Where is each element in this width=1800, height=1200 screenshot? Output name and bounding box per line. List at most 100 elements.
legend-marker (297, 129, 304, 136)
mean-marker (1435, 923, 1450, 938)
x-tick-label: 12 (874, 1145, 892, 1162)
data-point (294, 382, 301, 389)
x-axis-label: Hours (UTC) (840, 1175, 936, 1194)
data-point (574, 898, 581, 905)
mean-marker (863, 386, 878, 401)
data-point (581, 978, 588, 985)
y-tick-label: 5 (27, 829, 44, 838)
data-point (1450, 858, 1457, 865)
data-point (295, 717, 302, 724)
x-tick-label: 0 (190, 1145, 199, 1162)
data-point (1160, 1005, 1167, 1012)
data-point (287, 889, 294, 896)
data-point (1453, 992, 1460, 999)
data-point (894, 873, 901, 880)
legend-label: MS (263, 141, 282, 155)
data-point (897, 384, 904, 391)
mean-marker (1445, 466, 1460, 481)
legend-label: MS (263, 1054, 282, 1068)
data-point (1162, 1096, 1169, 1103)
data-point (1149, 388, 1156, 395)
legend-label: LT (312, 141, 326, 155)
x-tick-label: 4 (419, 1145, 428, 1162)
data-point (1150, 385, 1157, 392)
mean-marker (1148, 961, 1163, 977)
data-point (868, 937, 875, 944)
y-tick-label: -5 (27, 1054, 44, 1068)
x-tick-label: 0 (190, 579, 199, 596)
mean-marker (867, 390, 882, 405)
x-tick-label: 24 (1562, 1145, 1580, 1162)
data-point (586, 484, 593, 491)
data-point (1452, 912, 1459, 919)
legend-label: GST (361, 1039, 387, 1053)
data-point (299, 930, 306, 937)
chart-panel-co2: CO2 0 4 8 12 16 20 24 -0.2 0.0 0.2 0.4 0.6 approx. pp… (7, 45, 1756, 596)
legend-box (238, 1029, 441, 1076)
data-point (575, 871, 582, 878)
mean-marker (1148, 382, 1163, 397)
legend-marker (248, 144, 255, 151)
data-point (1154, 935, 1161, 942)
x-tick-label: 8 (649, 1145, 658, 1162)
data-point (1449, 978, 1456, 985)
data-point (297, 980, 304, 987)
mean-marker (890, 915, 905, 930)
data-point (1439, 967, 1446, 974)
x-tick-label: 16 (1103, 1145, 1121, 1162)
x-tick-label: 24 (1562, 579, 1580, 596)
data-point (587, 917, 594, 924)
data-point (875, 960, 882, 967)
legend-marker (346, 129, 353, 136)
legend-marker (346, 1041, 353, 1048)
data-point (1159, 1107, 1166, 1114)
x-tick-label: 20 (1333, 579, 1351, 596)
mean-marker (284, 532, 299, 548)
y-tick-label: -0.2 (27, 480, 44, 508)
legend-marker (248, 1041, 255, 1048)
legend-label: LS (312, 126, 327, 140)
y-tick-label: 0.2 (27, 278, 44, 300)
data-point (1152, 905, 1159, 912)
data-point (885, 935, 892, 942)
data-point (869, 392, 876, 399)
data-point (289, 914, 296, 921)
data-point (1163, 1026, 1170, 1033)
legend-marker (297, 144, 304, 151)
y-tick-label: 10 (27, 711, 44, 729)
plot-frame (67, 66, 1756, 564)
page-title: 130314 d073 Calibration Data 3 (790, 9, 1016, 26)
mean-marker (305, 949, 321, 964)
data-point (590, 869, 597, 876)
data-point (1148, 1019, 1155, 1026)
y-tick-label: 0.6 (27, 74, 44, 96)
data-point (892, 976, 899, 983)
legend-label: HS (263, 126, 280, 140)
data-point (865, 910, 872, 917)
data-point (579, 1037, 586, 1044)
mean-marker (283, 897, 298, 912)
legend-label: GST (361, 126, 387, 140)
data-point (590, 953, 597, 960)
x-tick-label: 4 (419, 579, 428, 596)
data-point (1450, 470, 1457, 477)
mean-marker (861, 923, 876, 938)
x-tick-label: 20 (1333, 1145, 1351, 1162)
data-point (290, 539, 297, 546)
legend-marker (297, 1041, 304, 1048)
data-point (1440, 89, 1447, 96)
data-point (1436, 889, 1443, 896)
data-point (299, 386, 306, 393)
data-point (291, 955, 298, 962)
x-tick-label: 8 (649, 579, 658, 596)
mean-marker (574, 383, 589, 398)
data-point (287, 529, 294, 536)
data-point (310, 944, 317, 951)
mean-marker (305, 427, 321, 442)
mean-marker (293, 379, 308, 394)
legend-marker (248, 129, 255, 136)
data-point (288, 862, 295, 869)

• _Given exercise_:
Format every row above as a JSON list of strings, one string per line, leaving out blank lines.

• _Exercise response_:
[
  "Where is each element in this width=1800, height=1200 screenshot? Output name and bounding box per line. List at most 100 elements.",
  "legend-marker (297, 129, 304, 136)",
  "mean-marker (1435, 923, 1450, 938)",
  "x-tick-label: 12 (874, 1145, 892, 1162)",
  "data-point (294, 382, 301, 389)",
  "x-axis-label: Hours (UTC) (840, 1175, 936, 1194)",
  "data-point (574, 898, 581, 905)",
  "mean-marker (863, 386, 878, 401)",
  "data-point (581, 978, 588, 985)",
  "y-tick-label: 5 (27, 829, 44, 838)",
  "data-point (1450, 858, 1457, 865)",
  "data-point (295, 717, 302, 724)",
  "x-tick-label: 0 (190, 1145, 199, 1162)",
  "data-point (1160, 1005, 1167, 1012)",
  "data-point (287, 889, 294, 896)",
  "data-point (1453, 992, 1460, 999)",
  "data-point (894, 873, 901, 880)",
  "legend-label: MS (263, 141, 282, 155)",
  "data-point (897, 384, 904, 391)",
  "mean-marker (1445, 466, 1460, 481)",
  "legend-label: MS (263, 1054, 282, 1068)",
  "data-point (1162, 1096, 1169, 1103)",
  "data-point (1149, 388, 1156, 395)",
  "legend-label: LT (312, 141, 326, 155)",
  "x-tick-label: 4 (419, 1145, 428, 1162)",
  "data-point (1150, 385, 1157, 392)",
  "mean-marker (1148, 961, 1163, 977)",
  "data-point (868, 937, 875, 944)",
  "y-tick-label: -5 (27, 1054, 44, 1068)",
  "x-tick-label: 0 (190, 579, 199, 596)",
  "mean-marker (867, 390, 882, 405)",
  "x-tick-label: 24 (1562, 1145, 1580, 1162)",
  "data-point (586, 484, 593, 491)",
  "data-point (1452, 912, 1459, 919)",
  "legend-label: GST (361, 1039, 387, 1053)",
  "data-point (299, 930, 306, 937)",
  "chart-panel-co2: CO2 0 4 8 12 16 20 24 -0.2 0.0 0.2 0.4 0.6 approx. pp… (7, 45, 1756, 596)",
  "legend-box (238, 1029, 441, 1076)",
  "data-point (575, 871, 582, 878)",
  "mean-marker (1148, 382, 1163, 397)",
  "legend-marker (248, 144, 255, 151)",
  "data-point (1154, 935, 1161, 942)",
  "x-tick-label: 8 (649, 1145, 658, 1162)",
  "data-point (1449, 978, 1456, 985)",
  "data-point (297, 980, 304, 987)",
  "mean-marker (890, 915, 905, 930)",
  "data-point (1439, 967, 1446, 974)",
  "x-tick-label: 16 (1103, 1145, 1121, 1162)",
  "x-tick-label: 24 (1562, 579, 1580, 596)",
  "data-point (587, 917, 594, 924)",
  "data-point (875, 960, 882, 967)",
  "legend-marker (346, 129, 353, 136)",
  "legend-marker (346, 1041, 353, 1048)",
  "data-point (1159, 1107, 1166, 1114)",
  "x-tick-label: 20 (1333, 579, 1351, 596)",
  "mean-marker (284, 532, 299, 548)",
  "y-tick-label: -0.2 (27, 480, 44, 508)",
  "legend-marker (248, 1041, 255, 1048)",
  "legend-label: LS (312, 126, 327, 140)",
  "y-tick-label: 0.2 (27, 278, 44, 300)",
  "data-point (1152, 905, 1159, 912)",
  "data-point (885, 935, 892, 942)",
  "data-point (869, 392, 876, 399)",
  "data-point (289, 914, 296, 921)",
  "data-point (1163, 1026, 1170, 1033)",
  "legend-marker (297, 144, 304, 151)",
  "y-tick-label: 10 (27, 711, 44, 729)",
  "plot-frame (67, 66, 1756, 564)",
  "page-title: 130314 d073 Calibration Data 3 (790, 9, 1016, 26)",
  "mean-marker (305, 949, 321, 964)",
  "data-point (590, 869, 597, 876)",
  "data-point (1148, 1019, 1155, 1026)",
  "y-tick-label: 0.6 (27, 74, 44, 96)",
  "data-point (892, 976, 899, 983)",
  "legend-label: HS (263, 126, 280, 140)",
  "data-point (865, 910, 872, 917)",
  "data-point (579, 1037, 586, 1044)",
  "mean-marker (283, 897, 298, 912)",
  "legend-label: GST (361, 126, 387, 140)",
  "data-point (590, 953, 597, 960)",
  "x-tick-label: 4 (419, 579, 428, 596)",
  "data-point (1450, 470, 1457, 477)",
  "mean-marker (861, 923, 876, 938)",
  "x-tick-label: 20 (1333, 1145, 1351, 1162)",
  "data-point (290, 539, 297, 546)",
  "legend-marker (297, 1041, 304, 1048)",
  "data-point (1440, 89, 1447, 96)",
  "data-point (1436, 889, 1443, 896)",
  "data-point (299, 386, 306, 393)",
  "data-point (291, 955, 298, 962)",
  "x-tick-label: 8 (649, 579, 658, 596)",
  "mean-marker (574, 383, 589, 398)",
  "data-point (287, 529, 294, 536)",
  "data-point (310, 944, 317, 951)",
  "mean-marker (305, 427, 321, 442)",
  "mean-marker (293, 379, 308, 394)",
  "legend-marker (248, 129, 255, 136)",
  "data-point (288, 862, 295, 869)"
]